##### Raw records #####
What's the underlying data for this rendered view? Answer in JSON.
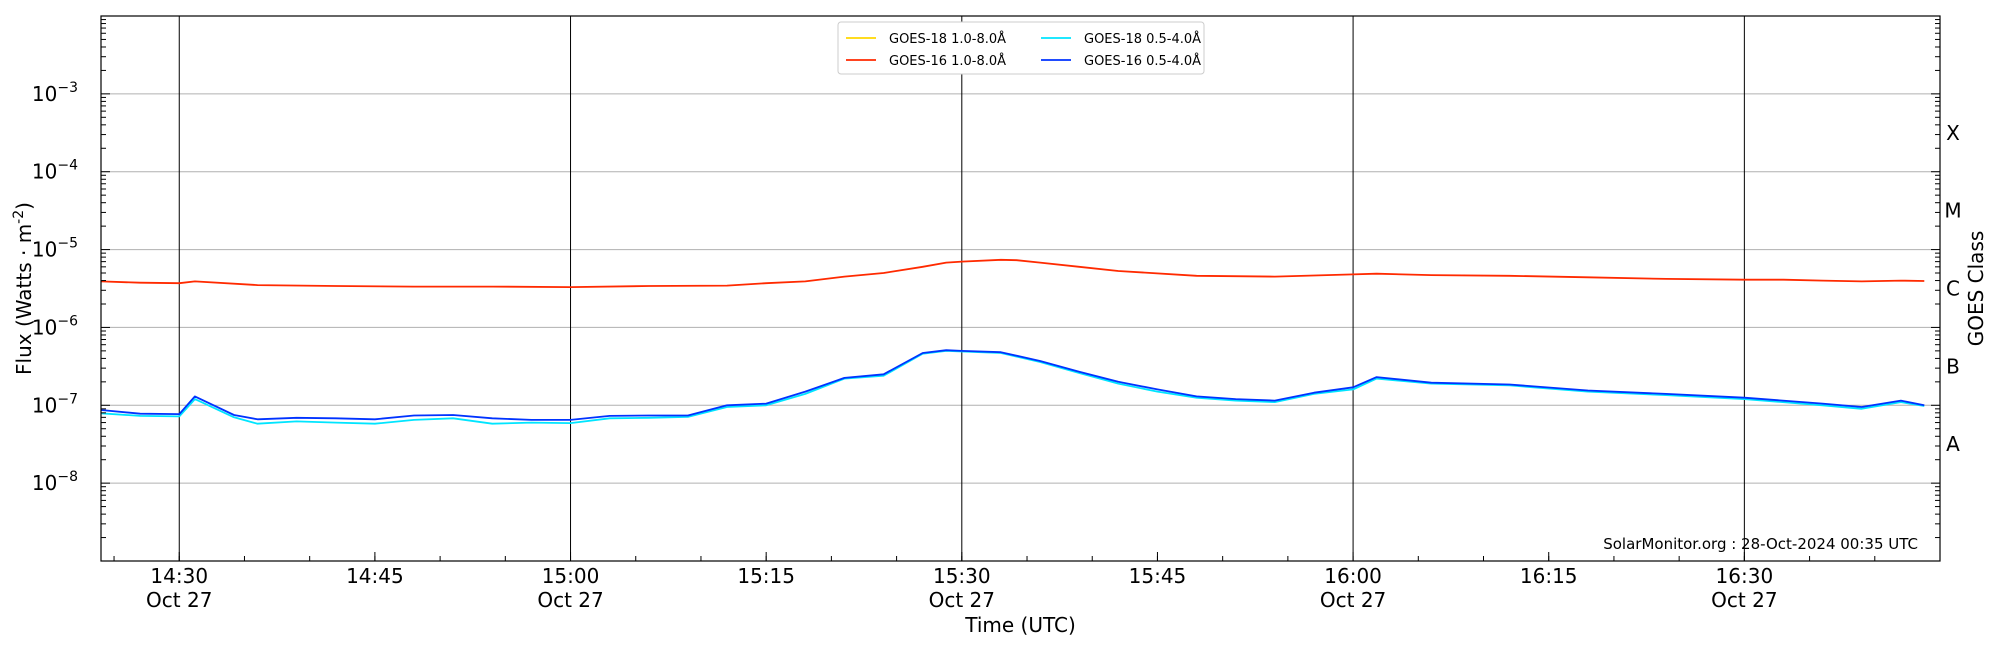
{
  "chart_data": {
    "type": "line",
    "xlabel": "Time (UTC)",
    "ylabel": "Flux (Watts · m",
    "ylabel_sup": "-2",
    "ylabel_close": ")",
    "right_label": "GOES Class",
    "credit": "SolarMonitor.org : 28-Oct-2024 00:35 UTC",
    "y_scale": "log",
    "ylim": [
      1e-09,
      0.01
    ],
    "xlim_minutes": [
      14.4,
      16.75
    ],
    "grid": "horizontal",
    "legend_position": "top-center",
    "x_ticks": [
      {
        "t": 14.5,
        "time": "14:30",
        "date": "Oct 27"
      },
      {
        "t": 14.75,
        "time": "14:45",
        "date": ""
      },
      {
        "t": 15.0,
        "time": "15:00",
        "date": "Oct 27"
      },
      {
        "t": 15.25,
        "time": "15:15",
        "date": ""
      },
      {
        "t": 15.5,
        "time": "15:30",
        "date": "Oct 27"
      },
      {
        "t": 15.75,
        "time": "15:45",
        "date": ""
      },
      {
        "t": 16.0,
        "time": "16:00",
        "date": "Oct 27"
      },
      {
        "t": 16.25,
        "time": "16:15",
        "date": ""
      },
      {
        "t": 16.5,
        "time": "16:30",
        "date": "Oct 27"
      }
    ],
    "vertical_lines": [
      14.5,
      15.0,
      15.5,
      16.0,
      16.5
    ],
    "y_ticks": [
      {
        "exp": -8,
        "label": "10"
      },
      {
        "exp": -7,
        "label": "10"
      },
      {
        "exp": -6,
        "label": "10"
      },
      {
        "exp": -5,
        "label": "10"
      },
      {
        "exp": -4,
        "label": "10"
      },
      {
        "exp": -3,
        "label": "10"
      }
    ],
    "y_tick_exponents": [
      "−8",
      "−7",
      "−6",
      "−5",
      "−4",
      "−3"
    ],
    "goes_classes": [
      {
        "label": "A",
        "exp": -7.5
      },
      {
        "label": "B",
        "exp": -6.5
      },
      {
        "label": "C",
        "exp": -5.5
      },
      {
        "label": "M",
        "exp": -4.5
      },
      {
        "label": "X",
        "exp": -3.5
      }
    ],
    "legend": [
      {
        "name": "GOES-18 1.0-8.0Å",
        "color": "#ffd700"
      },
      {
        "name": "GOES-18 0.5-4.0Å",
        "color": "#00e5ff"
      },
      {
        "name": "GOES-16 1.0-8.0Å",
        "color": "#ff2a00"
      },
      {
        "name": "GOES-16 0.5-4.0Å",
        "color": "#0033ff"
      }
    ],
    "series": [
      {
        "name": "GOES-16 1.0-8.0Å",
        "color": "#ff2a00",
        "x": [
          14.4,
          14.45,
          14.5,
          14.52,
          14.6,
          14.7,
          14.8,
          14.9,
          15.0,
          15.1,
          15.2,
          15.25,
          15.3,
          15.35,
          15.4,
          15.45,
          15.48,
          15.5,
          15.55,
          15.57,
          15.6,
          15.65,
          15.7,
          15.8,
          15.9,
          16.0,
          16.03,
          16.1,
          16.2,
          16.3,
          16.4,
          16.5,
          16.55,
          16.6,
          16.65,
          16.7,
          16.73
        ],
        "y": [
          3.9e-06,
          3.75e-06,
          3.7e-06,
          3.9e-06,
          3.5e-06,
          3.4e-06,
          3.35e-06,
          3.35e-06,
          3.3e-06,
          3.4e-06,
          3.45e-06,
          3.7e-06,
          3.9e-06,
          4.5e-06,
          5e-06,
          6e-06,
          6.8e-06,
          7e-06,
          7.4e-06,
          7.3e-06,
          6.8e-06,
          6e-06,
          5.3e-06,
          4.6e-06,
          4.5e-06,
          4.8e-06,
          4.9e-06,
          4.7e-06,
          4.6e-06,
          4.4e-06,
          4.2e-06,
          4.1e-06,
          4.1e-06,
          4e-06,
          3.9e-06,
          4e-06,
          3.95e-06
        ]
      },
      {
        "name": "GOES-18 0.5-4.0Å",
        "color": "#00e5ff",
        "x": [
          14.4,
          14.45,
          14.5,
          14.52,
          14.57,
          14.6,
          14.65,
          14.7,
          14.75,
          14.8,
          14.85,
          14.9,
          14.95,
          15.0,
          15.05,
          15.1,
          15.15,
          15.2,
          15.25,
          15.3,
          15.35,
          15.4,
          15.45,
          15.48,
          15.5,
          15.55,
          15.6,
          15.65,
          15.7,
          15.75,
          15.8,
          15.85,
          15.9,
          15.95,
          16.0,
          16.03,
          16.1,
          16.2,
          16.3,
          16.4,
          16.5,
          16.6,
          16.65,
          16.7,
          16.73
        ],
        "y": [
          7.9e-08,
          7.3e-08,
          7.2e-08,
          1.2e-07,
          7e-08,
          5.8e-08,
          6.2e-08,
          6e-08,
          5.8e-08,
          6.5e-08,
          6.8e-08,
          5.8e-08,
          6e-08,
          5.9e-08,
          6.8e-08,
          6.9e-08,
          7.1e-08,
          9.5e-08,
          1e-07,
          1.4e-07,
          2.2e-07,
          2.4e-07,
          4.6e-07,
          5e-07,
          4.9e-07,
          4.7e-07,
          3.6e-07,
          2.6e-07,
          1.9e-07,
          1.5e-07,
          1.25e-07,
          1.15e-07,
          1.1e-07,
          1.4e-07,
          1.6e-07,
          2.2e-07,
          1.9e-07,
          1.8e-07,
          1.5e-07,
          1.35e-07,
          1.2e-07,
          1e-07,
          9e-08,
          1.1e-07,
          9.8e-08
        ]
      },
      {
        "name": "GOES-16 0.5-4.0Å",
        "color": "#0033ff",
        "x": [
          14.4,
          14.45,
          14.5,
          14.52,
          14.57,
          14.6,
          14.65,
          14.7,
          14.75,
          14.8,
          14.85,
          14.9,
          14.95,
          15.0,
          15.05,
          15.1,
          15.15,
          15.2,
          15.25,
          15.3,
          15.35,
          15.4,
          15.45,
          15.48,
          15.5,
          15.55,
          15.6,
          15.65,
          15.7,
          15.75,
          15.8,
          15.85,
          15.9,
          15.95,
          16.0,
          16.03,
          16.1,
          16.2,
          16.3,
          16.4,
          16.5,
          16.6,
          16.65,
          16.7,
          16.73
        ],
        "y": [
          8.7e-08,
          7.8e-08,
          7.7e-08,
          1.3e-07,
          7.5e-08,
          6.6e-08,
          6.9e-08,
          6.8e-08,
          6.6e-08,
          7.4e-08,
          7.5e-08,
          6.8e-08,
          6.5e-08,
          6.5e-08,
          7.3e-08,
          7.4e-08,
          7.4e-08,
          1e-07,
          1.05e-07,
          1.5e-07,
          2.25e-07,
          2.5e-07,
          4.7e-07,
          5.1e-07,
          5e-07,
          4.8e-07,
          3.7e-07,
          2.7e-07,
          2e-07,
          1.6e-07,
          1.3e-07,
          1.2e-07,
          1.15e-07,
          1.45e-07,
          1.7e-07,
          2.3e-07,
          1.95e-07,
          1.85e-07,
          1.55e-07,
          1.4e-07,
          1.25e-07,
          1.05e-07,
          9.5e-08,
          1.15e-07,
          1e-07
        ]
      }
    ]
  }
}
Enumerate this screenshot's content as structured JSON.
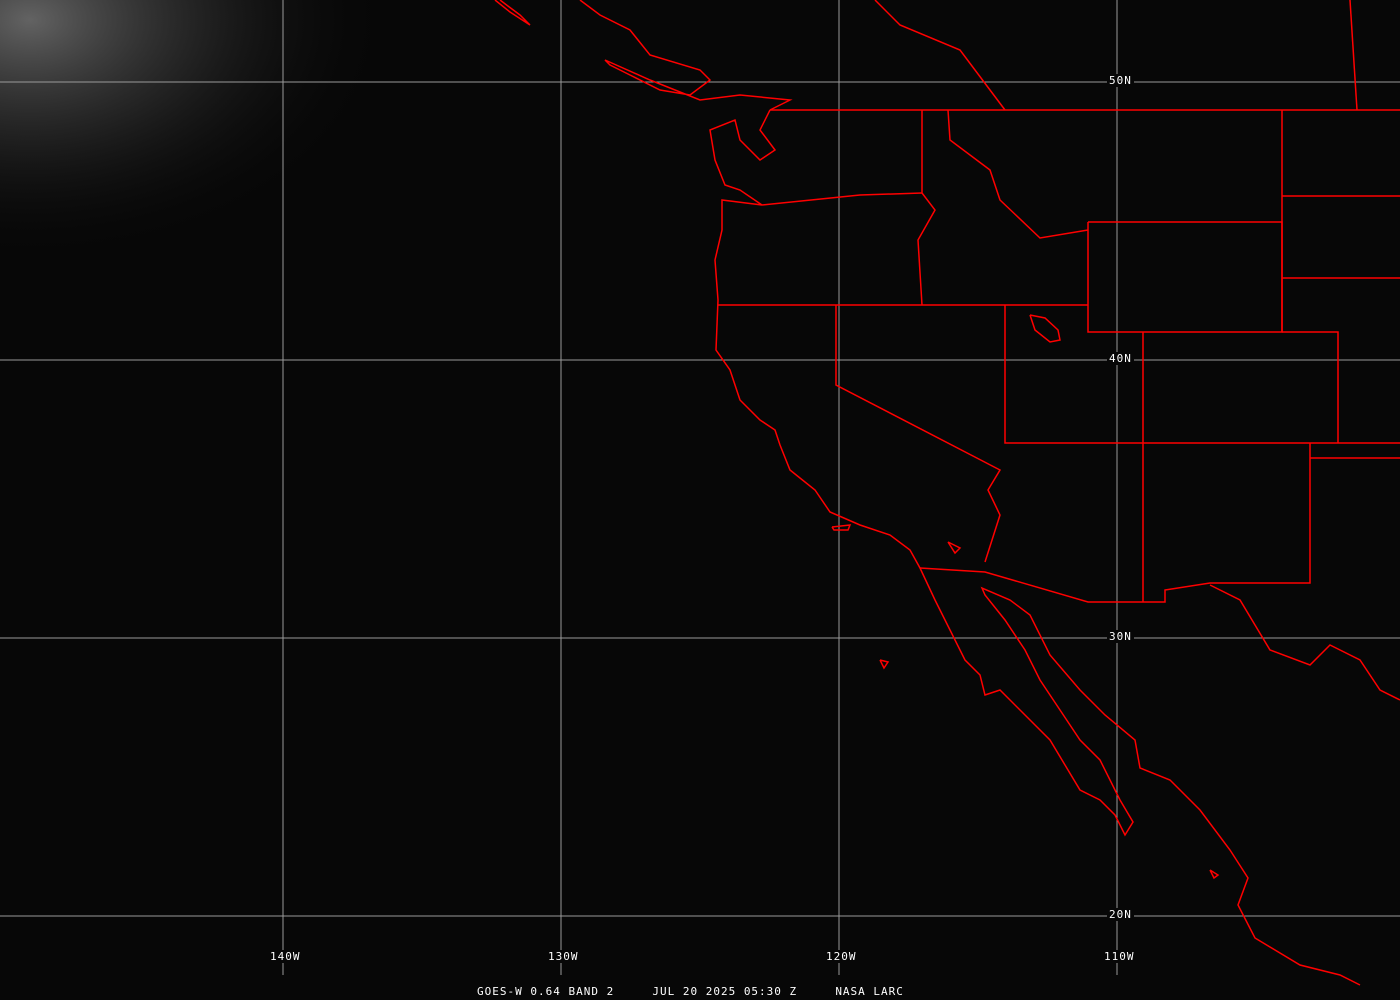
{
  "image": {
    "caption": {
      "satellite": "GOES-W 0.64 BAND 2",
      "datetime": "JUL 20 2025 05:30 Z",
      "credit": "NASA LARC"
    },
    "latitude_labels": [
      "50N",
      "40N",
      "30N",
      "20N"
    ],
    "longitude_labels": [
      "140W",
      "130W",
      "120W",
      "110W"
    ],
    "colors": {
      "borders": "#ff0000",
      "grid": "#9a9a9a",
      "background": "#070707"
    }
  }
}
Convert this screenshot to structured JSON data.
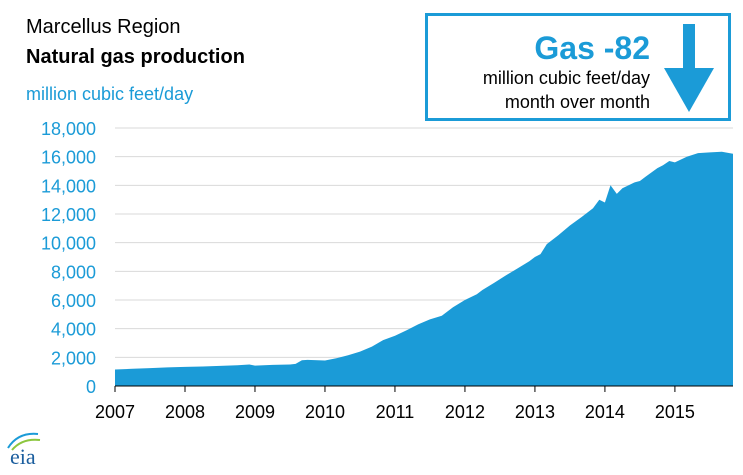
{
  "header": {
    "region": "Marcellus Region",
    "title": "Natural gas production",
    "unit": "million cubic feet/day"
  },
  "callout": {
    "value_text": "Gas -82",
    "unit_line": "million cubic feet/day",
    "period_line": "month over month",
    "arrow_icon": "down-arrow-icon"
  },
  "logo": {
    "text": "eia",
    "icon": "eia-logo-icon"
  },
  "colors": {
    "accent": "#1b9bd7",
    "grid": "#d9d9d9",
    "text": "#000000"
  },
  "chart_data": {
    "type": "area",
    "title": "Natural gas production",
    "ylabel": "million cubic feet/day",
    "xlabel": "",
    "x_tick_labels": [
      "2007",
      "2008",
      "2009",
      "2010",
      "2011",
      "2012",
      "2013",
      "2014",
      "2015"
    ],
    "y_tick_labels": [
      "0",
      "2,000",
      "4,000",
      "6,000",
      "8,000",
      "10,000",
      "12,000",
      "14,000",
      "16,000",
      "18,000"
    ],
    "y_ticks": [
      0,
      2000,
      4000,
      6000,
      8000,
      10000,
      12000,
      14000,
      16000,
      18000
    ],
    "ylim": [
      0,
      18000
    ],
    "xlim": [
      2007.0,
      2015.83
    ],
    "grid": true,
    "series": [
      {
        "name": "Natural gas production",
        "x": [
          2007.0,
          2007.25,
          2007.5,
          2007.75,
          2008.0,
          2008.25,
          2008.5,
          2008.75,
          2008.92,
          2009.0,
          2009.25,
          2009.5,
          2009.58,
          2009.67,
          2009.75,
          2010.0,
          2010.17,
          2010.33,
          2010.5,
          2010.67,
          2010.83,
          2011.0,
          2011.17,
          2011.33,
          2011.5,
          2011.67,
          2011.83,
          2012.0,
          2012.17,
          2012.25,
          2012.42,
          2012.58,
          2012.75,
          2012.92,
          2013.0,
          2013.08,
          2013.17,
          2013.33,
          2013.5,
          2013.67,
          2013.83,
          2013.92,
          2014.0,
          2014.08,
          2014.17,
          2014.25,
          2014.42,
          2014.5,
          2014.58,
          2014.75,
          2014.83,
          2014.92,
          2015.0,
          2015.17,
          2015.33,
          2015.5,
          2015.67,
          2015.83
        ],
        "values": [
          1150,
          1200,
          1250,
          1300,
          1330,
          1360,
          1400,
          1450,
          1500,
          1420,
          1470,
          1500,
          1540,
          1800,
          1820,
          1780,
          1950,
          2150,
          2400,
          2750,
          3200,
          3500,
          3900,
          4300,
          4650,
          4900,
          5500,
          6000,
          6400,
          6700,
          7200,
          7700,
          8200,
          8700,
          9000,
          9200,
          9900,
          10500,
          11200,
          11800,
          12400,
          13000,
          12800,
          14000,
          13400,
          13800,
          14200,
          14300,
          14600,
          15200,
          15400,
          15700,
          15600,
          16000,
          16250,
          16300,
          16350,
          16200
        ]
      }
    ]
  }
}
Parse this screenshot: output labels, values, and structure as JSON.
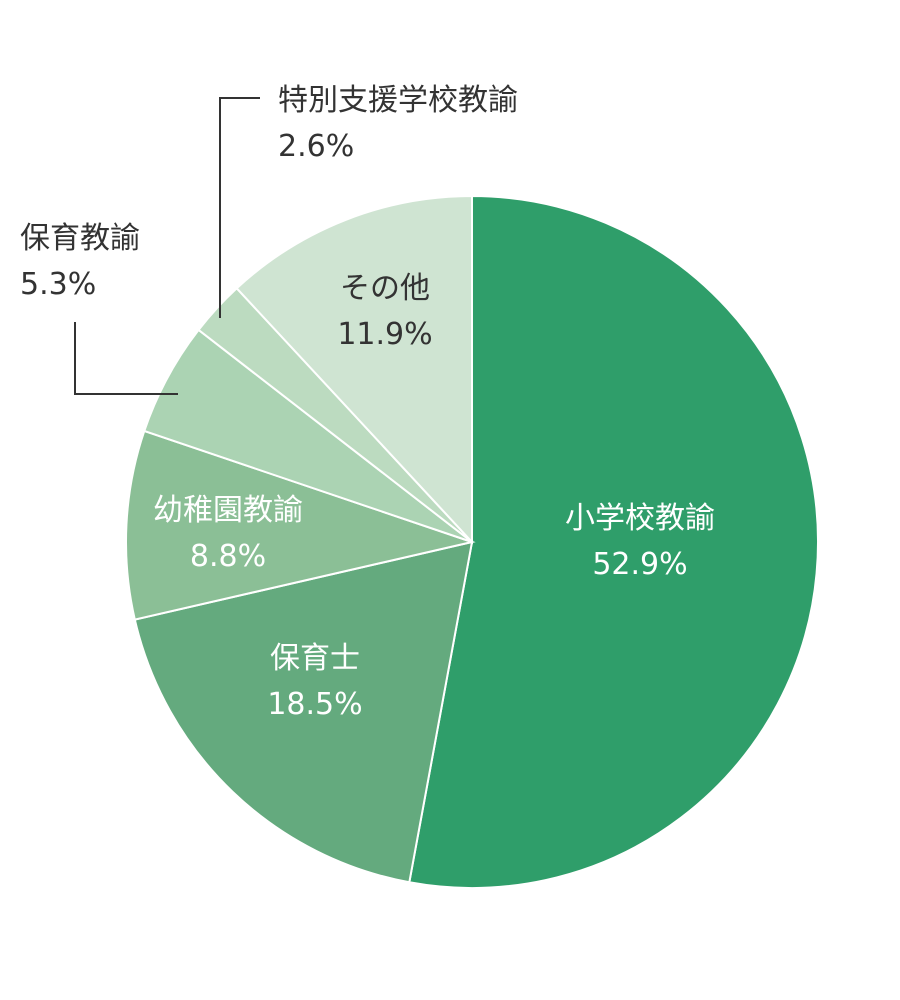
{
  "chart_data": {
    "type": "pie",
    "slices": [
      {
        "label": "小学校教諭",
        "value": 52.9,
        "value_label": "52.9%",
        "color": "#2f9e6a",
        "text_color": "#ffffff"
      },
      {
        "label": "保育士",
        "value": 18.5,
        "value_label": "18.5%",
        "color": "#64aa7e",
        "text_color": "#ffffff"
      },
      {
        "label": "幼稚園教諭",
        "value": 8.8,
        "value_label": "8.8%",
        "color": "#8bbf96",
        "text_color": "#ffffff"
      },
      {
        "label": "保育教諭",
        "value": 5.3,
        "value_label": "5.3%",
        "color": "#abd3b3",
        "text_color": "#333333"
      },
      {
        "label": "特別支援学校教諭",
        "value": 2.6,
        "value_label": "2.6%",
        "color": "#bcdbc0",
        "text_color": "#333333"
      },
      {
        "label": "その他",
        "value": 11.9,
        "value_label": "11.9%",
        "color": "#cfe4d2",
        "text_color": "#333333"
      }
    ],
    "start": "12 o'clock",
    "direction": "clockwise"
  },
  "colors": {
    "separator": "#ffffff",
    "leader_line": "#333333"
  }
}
#####
*Task*.
Lines that include the word "credit" are to be extracted from the data above.

*Reply to the exercise*.
    "credit": "SolarMonitor.org : 28-Oct-2024 00:35 UTC",
      "credit": "NASA LARC"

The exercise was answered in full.